● **Parts of the exercise**
[1] Answer these questions using the passage on Jewish education, and mark your answers (a) and (b):
(a) Through what bodies would the larger community continue to act?
(b) To what does the writer say day schools give students access and fluency?
[2] According to the passage on Jewish education, which developments made the consensus obsolete or untenable? List every one.
[3] Extend the passage on Jewish education by writing what follows its last sentence.

● **Passage provided**

..............................

Benderly argued that the role of the school leaders and other educational professionals was to provide a quality product that balanced the communal imperative of Jewish survival with the needs and desires of the paying customers (i.e., the parents). The larger community would continue to act (through the Federations) as it had historically—by providing scholarship money to ensure that a Jewish education would not be denied to any child for financial reasons alone. To be sure, this schema encountered resistance from educators who wanted to make intensive supplementary education normative and communal leaders who believed that Jewish education was outside the purview of Federations and Jewish welfare organizations. But it became the norm in most communities. The consensus lasted two generations but was ultimately rendered obsolete or untenable in the second half of the 20th century by suburbanization, upward mobility, and the rise of day schools.
As a supporter of day school education, I would like to see more families avail themselves of quality intensive Jewish education. Day schools are touted as a bulwark against assimilation. But I believe that they are intrinsically valuable as a source of Jewish empowerment, providing students with access to and fluency in Jewish texts, history, and tradition. Such competence and sense of ownership is all the more important in an era when the Chosen People has become a choosing people. (That is to say, when Judaism has become a choice.) Day school education can help to ensure that the mantra of “informed choice” that animates liberal Judaism is more than an empty phrase.

..............................

● **Data**
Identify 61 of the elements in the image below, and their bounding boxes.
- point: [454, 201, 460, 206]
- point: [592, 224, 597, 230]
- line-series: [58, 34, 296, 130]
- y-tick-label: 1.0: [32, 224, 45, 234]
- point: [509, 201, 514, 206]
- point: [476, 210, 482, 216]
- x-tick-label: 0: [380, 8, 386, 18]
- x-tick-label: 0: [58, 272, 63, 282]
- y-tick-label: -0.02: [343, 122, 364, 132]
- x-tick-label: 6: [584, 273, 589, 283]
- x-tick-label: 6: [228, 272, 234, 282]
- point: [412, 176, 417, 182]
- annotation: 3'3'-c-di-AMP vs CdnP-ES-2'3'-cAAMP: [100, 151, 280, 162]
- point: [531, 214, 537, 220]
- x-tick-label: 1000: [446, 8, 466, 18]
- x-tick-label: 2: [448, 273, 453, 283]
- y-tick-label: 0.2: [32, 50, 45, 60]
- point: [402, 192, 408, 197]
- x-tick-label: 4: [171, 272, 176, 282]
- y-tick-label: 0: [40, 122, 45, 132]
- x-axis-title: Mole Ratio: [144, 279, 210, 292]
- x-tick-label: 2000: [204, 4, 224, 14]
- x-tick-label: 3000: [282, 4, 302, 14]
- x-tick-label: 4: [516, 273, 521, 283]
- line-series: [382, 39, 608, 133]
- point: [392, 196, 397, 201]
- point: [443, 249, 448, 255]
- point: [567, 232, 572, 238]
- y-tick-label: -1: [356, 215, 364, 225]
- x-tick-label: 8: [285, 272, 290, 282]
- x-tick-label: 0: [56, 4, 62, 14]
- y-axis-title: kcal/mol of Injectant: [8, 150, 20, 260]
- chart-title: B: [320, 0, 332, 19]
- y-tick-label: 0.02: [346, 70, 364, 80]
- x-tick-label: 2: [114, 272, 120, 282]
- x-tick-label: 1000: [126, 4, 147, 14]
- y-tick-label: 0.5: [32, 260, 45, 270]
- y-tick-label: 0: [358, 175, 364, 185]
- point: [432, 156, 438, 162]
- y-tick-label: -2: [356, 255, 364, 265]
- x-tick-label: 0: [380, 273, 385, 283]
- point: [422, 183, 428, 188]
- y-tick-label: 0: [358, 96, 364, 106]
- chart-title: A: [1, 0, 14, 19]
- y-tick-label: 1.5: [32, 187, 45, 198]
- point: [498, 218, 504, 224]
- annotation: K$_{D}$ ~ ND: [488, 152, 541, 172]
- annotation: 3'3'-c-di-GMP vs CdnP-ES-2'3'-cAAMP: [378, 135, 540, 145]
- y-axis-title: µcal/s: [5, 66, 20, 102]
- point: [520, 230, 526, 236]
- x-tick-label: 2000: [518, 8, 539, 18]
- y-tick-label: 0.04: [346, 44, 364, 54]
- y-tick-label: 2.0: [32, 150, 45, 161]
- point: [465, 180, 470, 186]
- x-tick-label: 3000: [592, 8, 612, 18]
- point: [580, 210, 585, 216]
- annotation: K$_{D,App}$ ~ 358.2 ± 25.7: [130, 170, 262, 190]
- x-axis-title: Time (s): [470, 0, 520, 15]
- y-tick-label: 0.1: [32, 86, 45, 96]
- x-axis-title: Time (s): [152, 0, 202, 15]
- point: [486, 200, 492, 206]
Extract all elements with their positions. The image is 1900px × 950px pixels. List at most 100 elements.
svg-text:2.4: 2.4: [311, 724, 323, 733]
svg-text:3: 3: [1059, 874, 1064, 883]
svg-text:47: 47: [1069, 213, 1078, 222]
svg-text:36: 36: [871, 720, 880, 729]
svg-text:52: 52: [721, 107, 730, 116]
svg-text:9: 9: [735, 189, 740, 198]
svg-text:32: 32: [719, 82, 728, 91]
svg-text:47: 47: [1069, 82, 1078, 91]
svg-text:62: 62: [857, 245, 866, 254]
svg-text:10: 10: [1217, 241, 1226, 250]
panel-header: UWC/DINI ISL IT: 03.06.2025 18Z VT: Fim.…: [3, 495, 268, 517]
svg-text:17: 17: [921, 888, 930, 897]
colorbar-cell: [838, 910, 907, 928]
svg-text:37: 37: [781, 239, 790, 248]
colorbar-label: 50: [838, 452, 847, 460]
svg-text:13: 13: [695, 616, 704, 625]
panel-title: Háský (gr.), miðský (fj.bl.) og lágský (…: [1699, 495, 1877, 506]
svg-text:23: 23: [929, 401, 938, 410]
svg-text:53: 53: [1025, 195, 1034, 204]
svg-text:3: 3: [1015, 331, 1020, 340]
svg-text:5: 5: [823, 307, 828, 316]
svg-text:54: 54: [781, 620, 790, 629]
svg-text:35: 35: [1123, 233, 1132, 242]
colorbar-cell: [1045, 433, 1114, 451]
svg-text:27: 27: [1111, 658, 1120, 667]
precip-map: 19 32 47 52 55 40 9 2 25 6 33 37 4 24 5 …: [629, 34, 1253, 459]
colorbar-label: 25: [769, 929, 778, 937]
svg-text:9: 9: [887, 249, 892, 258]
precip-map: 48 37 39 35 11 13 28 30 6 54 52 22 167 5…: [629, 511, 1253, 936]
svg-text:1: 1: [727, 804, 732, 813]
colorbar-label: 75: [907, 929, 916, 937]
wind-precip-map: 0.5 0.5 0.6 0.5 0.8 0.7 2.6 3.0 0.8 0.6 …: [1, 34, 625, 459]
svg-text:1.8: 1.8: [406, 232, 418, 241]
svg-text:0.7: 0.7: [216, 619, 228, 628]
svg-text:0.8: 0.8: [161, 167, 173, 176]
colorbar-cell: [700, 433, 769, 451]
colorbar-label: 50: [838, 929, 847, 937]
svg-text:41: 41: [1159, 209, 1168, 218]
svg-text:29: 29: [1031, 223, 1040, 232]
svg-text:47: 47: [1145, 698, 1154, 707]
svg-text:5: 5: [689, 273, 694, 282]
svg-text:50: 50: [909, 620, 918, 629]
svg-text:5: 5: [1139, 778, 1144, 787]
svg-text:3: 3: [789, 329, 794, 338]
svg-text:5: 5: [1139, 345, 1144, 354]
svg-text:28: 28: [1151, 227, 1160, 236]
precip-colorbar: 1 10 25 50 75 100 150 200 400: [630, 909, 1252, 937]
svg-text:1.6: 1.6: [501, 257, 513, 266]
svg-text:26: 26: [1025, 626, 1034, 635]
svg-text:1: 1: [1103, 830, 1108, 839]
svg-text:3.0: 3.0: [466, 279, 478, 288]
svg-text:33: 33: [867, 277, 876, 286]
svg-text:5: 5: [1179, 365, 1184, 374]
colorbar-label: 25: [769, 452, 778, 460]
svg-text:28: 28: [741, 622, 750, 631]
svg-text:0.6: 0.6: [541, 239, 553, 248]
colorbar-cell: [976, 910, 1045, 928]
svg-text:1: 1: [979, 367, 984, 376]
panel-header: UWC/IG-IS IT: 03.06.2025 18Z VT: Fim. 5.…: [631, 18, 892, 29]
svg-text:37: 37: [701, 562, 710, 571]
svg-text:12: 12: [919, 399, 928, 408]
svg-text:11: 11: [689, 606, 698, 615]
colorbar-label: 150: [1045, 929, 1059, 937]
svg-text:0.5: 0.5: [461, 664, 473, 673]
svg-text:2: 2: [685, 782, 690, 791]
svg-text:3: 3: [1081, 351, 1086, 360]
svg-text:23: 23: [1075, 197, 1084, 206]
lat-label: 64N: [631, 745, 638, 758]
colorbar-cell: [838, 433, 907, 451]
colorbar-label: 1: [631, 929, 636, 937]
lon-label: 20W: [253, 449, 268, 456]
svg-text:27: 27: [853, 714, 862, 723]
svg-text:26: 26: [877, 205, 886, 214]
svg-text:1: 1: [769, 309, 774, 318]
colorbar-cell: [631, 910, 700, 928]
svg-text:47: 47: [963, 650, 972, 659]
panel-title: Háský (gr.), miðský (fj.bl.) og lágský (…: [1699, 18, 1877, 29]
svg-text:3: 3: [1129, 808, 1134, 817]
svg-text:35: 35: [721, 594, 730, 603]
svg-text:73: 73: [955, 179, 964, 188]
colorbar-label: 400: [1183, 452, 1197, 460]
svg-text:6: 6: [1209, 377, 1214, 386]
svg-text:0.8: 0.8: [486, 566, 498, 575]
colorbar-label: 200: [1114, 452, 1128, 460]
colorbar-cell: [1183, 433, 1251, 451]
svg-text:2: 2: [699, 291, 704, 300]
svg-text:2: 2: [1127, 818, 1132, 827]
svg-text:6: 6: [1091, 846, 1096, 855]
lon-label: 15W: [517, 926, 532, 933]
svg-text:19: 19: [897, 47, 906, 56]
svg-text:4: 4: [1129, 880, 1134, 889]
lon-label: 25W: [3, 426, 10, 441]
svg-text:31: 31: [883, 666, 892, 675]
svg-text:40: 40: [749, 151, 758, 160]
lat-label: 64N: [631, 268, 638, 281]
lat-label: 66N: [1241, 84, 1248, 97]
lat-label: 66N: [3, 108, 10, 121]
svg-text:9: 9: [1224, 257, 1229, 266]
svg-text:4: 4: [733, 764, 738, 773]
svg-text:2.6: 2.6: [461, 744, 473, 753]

..............................

● **Results of the exercise**
[1]
(a) The Federations.
(b) Jewish texts, history, and tradition.

[2]
- Suburbanization
- Upward mobility
- The rise of day schools

[3]
Economic and cultural considerations compel us to eschew the language of obligation with regard to day schools in an American context. However, they do not preclude us from providing a greater variety of high-quality day school options serving the widest possible range of learners in large Jewish residential centers, and a strong and sustainable network of community day schools in midsized Jewish communities. Nor do they absolve the Jewish community from maintaining the tradition of providing financial aid to those in need. Ultimately, we must accept the reality that day schools will continue to be one of a variety of Jewish educational options in the United States. We should work to strengthen day schools and yeshivot, and reverse the trend of stagnant or declining enrollment in non-Orthodox day schools. Simultaneously, we should view the advent of Hebrew-language charter schools and efforts to revitalize and re-imagine supplementary school education as contributing to a healthy, variegated, and economically sustainable Jewish educational ecosystem. As our sages teach us, Shivim panim latorah, the Torah has 70 faces or points of entry. Our job is to keep all of those doors wide open and the atmosphere inside welcoming, stimulating, and generative.